◆ **Instructions to follow**
Extract and list every line that contains the word "name".

◆ **Information provided**

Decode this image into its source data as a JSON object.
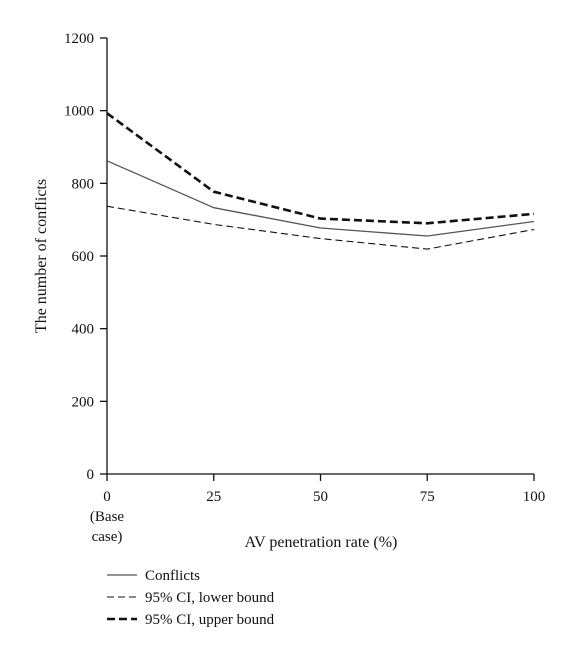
{
  "chart_data": {
    "type": "line",
    "x": [
      0,
      25,
      50,
      75,
      100
    ],
    "x_tick_labels": [
      "0",
      "25",
      "50",
      "75",
      "100"
    ],
    "x_tick_sublabel": [
      "(Base",
      "case)"
    ],
    "xlabel": "AV penetration rate (%)",
    "ylabel": "The number of conflicts",
    "xlim": [
      0,
      100
    ],
    "ylim": [
      0,
      1200
    ],
    "y_ticks": [
      0,
      200,
      400,
      600,
      800,
      1000,
      1200
    ],
    "grid": false,
    "legend_position": "bottom-left",
    "series": [
      {
        "name": "Conflicts",
        "values": [
          862,
          733,
          677,
          655,
          695
        ],
        "color": "#555555",
        "style": "solid"
      },
      {
        "name": "95% CI, lower bound",
        "values": [
          737,
          687,
          648,
          619,
          673
        ],
        "color": "#111111",
        "style": "dashed-thin"
      },
      {
        "name": "95% CI, upper bound",
        "values": [
          993,
          777,
          703,
          690,
          716
        ],
        "color": "#111111",
        "style": "dashed-thick"
      }
    ]
  }
}
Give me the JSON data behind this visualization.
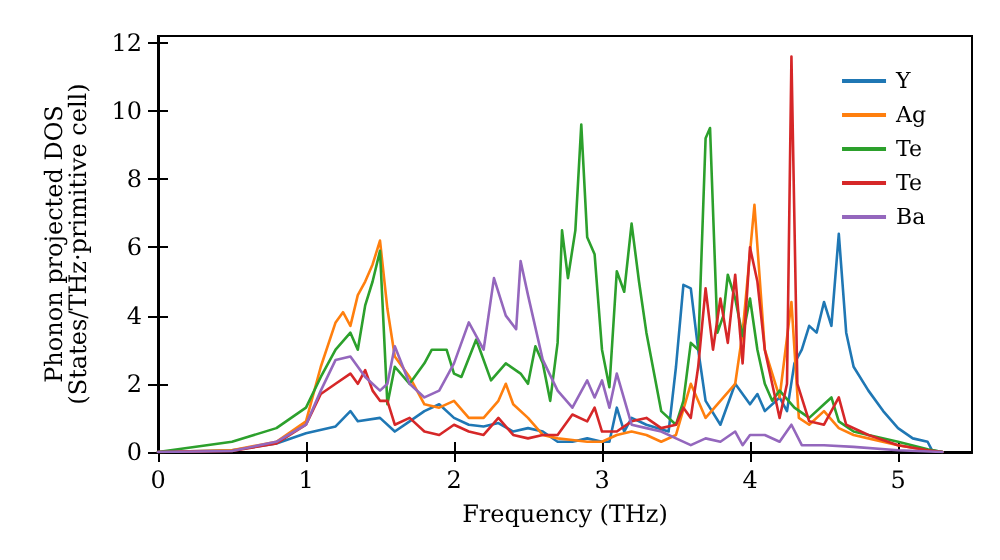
{
  "chart_data": {
    "type": "line",
    "xlabel": "Frequency (THz)",
    "ylabel": "Phonon projected DOS\n(States/THz·primitive cell)",
    "xlim": [
      0,
      5.5
    ],
    "ylim": [
      0,
      12.2
    ],
    "xticks": [
      0,
      1,
      2,
      3,
      4,
      5
    ],
    "yticks": [
      0,
      2,
      4,
      6,
      8,
      10,
      12
    ],
    "grid": false,
    "legend": "top right",
    "marker": "none",
    "line_style": "solid",
    "series": [
      {
        "name": "Y",
        "color": "#1f77b4",
        "x": [
          0,
          0.5,
          0.8,
          1.0,
          1.2,
          1.3,
          1.35,
          1.5,
          1.6,
          1.7,
          1.8,
          1.9,
          2.0,
          2.1,
          2.2,
          2.3,
          2.4,
          2.5,
          2.6,
          2.7,
          2.8,
          2.9,
          3.0,
          3.05,
          3.1,
          3.15,
          3.2,
          3.3,
          3.45,
          3.5,
          3.55,
          3.6,
          3.65,
          3.7,
          3.8,
          3.9,
          4.0,
          4.05,
          4.1,
          4.2,
          4.25,
          4.3,
          4.35,
          4.4,
          4.45,
          4.5,
          4.55,
          4.6,
          4.65,
          4.7,
          4.8,
          4.9,
          5.0,
          5.1,
          5.2,
          5.23,
          5.3
        ],
        "values": [
          0,
          0.05,
          0.25,
          0.55,
          0.75,
          1.2,
          0.9,
          1.0,
          0.6,
          0.9,
          1.2,
          1.4,
          1.0,
          0.8,
          0.75,
          0.85,
          0.6,
          0.7,
          0.6,
          0.3,
          0.3,
          0.4,
          0.3,
          0.3,
          1.3,
          0.6,
          1.0,
          0.8,
          0.6,
          2.5,
          4.9,
          4.8,
          3.0,
          1.5,
          0.8,
          2.0,
          1.4,
          1.7,
          1.2,
          1.6,
          1.2,
          2.6,
          3.0,
          3.7,
          3.5,
          4.4,
          3.7,
          6.4,
          3.5,
          2.5,
          1.8,
          1.2,
          0.7,
          0.4,
          0.3,
          0.05,
          0
        ]
      },
      {
        "name": "Ag",
        "color": "#ff7f0e",
        "x": [
          0,
          0.5,
          0.8,
          1.0,
          1.1,
          1.2,
          1.25,
          1.3,
          1.35,
          1.4,
          1.45,
          1.5,
          1.55,
          1.6,
          1.7,
          1.8,
          1.9,
          2.0,
          2.1,
          2.2,
          2.3,
          2.35,
          2.4,
          2.5,
          2.6,
          2.7,
          2.8,
          2.9,
          3.0,
          3.1,
          3.2,
          3.3,
          3.4,
          3.5,
          3.6,
          3.7,
          3.8,
          3.9,
          3.95,
          4.03,
          4.1,
          4.2,
          4.28,
          4.33,
          4.4,
          4.5,
          4.6,
          4.7,
          4.8,
          5.0,
          5.2,
          5.3
        ],
        "values": [
          0,
          0.05,
          0.3,
          0.9,
          2.5,
          3.8,
          4.1,
          3.7,
          4.6,
          5.0,
          5.5,
          6.2,
          4.2,
          2.8,
          2.2,
          1.4,
          1.3,
          1.5,
          1.0,
          1.0,
          1.5,
          2.0,
          1.4,
          1.0,
          0.5,
          0.4,
          0.35,
          0.3,
          0.3,
          0.5,
          0.6,
          0.5,
          0.3,
          0.5,
          2.0,
          1.0,
          1.5,
          2.0,
          3.5,
          7.25,
          3.0,
          1.6,
          4.4,
          1.0,
          0.8,
          1.2,
          0.7,
          0.5,
          0.4,
          0.2,
          0.05,
          0
        ]
      },
      {
        "name": "Te",
        "color": "#2ca02c",
        "x": [
          0,
          0.5,
          0.8,
          1.0,
          1.1,
          1.2,
          1.3,
          1.35,
          1.4,
          1.45,
          1.5,
          1.55,
          1.6,
          1.7,
          1.8,
          1.85,
          1.95,
          2.0,
          2.05,
          2.15,
          2.25,
          2.35,
          2.45,
          2.5,
          2.55,
          2.6,
          2.65,
          2.7,
          2.73,
          2.77,
          2.82,
          2.86,
          2.9,
          2.95,
          3.0,
          3.05,
          3.1,
          3.15,
          3.2,
          3.25,
          3.3,
          3.4,
          3.5,
          3.55,
          3.6,
          3.65,
          3.7,
          3.73,
          3.78,
          3.82,
          3.85,
          3.9,
          3.95,
          4.0,
          4.05,
          4.1,
          4.15,
          4.2,
          4.3,
          4.4,
          4.5,
          4.55,
          4.6,
          4.7,
          4.8,
          5.0,
          5.2,
          5.3
        ],
        "values": [
          0,
          0.3,
          0.7,
          1.3,
          2.2,
          3.0,
          3.5,
          3.0,
          4.3,
          5.0,
          5.9,
          1.4,
          2.5,
          2.0,
          2.6,
          3.0,
          3.0,
          2.3,
          2.2,
          3.3,
          2.1,
          2.6,
          2.3,
          2.0,
          3.1,
          2.6,
          1.5,
          3.2,
          6.5,
          5.1,
          6.5,
          9.6,
          6.3,
          5.8,
          3.0,
          1.9,
          5.3,
          4.7,
          6.7,
          5.0,
          3.5,
          1.2,
          0.8,
          1.5,
          3.2,
          3.0,
          9.2,
          9.5,
          3.5,
          4.0,
          5.2,
          4.5,
          3.4,
          4.5,
          3.0,
          2.0,
          1.5,
          1.8,
          1.3,
          1.0,
          1.4,
          1.6,
          0.9,
          0.6,
          0.5,
          0.3,
          0.08,
          0
        ]
      },
      {
        "name": "Te",
        "color": "#d62728",
        "x": [
          0,
          0.5,
          0.8,
          1.0,
          1.1,
          1.2,
          1.3,
          1.35,
          1.4,
          1.45,
          1.5,
          1.55,
          1.6,
          1.7,
          1.8,
          1.9,
          2.0,
          2.1,
          2.2,
          2.3,
          2.4,
          2.5,
          2.6,
          2.7,
          2.8,
          2.9,
          2.95,
          3.0,
          3.1,
          3.2,
          3.3,
          3.4,
          3.5,
          3.55,
          3.6,
          3.65,
          3.7,
          3.75,
          3.8,
          3.85,
          3.9,
          3.95,
          4.0,
          4.05,
          4.1,
          4.2,
          4.25,
          4.28,
          4.32,
          4.4,
          4.5,
          4.6,
          4.65,
          4.8,
          5.0,
          5.2,
          5.3
        ],
        "values": [
          0,
          0.03,
          0.25,
          0.8,
          1.7,
          2.0,
          2.3,
          2.0,
          2.4,
          1.8,
          1.5,
          1.5,
          0.8,
          1.0,
          0.6,
          0.5,
          0.8,
          0.6,
          0.5,
          1.0,
          0.5,
          0.4,
          0.5,
          0.5,
          1.1,
          0.9,
          1.3,
          0.6,
          0.6,
          0.9,
          1.0,
          0.7,
          0.8,
          1.3,
          1.0,
          2.5,
          4.8,
          3.0,
          4.5,
          3.2,
          5.2,
          2.6,
          6.0,
          5.0,
          3.0,
          1.0,
          2.0,
          11.6,
          2.0,
          0.9,
          0.8,
          1.6,
          0.8,
          0.5,
          0.2,
          0.05,
          0
        ]
      },
      {
        "name": "Ba",
        "color": "#9467bd",
        "x": [
          0,
          0.5,
          0.8,
          1.0,
          1.1,
          1.2,
          1.3,
          1.4,
          1.5,
          1.55,
          1.6,
          1.7,
          1.8,
          1.9,
          2.0,
          2.1,
          2.2,
          2.27,
          2.35,
          2.42,
          2.45,
          2.5,
          2.6,
          2.7,
          2.8,
          2.9,
          2.95,
          3.0,
          3.05,
          3.1,
          3.2,
          3.3,
          3.4,
          3.5,
          3.6,
          3.7,
          3.8,
          3.9,
          3.95,
          4.0,
          4.1,
          4.2,
          4.28,
          4.35,
          4.5,
          4.7,
          5.0,
          5.3
        ],
        "values": [
          0,
          0.03,
          0.3,
          0.8,
          1.8,
          2.7,
          2.8,
          2.2,
          1.8,
          2.0,
          3.1,
          2.0,
          1.6,
          1.8,
          2.6,
          3.8,
          3.0,
          5.1,
          4.0,
          3.6,
          5.6,
          4.6,
          2.7,
          1.8,
          1.3,
          2.1,
          1.6,
          2.1,
          1.3,
          2.3,
          0.8,
          0.7,
          0.6,
          0.4,
          0.2,
          0.4,
          0.3,
          0.6,
          0.2,
          0.5,
          0.5,
          0.3,
          0.8,
          0.2,
          0.2,
          0.15,
          0.05,
          0
        ]
      }
    ]
  }
}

◆ **Answer below**
        "name": "Conflicts",
        "name": "95% CI, lower bound",
        "name": "95% CI, upper bound",
        "name": "Y",
        "name": "Ag",
        "name": "Te",
        "name": "Te",
        "name": "Ba",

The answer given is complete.